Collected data
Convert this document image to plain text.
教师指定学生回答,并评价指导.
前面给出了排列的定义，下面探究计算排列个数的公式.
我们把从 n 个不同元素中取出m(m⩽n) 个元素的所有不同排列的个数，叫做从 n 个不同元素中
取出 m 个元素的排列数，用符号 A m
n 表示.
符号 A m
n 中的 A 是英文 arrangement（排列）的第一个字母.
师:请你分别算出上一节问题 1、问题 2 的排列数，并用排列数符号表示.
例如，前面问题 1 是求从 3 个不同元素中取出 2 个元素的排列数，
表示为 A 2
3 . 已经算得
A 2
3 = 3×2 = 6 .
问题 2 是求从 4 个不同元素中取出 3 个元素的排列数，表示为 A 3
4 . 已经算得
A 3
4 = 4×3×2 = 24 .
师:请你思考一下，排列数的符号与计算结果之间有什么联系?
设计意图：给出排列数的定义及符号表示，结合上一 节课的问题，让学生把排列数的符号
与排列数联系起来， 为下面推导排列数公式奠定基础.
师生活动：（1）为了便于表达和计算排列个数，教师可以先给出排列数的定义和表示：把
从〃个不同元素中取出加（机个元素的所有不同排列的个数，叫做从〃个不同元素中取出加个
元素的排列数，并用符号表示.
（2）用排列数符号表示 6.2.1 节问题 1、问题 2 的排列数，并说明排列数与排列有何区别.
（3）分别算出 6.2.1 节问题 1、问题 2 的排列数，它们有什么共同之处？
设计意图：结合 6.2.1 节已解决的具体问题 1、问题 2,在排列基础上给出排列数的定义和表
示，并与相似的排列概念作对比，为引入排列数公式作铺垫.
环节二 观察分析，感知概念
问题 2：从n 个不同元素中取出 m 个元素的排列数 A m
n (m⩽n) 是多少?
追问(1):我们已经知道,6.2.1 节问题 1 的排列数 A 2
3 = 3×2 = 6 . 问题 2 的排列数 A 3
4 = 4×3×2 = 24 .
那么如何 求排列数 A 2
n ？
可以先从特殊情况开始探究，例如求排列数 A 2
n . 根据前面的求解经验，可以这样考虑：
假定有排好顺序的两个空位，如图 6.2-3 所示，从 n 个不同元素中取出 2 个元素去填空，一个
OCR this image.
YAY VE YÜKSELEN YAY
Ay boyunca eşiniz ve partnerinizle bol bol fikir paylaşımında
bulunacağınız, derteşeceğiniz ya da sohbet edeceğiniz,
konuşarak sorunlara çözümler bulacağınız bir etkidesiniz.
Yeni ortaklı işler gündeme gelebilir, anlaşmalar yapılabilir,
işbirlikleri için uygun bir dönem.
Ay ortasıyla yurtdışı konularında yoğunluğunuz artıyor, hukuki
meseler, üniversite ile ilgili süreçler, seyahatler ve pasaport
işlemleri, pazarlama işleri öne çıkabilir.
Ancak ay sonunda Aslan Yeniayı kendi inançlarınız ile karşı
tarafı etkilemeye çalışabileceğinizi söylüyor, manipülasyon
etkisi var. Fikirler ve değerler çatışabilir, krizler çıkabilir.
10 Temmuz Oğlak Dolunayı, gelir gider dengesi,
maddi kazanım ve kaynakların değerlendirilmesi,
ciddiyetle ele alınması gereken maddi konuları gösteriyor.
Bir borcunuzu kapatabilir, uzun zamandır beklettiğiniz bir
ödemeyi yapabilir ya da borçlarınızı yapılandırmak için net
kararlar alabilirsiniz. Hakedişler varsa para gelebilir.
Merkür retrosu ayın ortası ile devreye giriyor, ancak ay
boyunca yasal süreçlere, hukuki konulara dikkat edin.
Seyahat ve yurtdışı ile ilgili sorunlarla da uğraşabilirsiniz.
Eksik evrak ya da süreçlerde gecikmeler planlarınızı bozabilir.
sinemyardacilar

> [WHAT IS REQUIRED]: Return all the lines that contain the string "个元素的排列数".

> [THE RESPONSE]:
取出 m 个元素的排列数，用符号 A m
例如，前面问题 1 是求从 3 个不同元素中取出 2 个元素的排列数，
问题 2 是求从 4 个不同元素中取出 3 个元素的排列数，表示为 A 3
问题 2：从n 个不同元素中取出 m 个元素的排列数 A m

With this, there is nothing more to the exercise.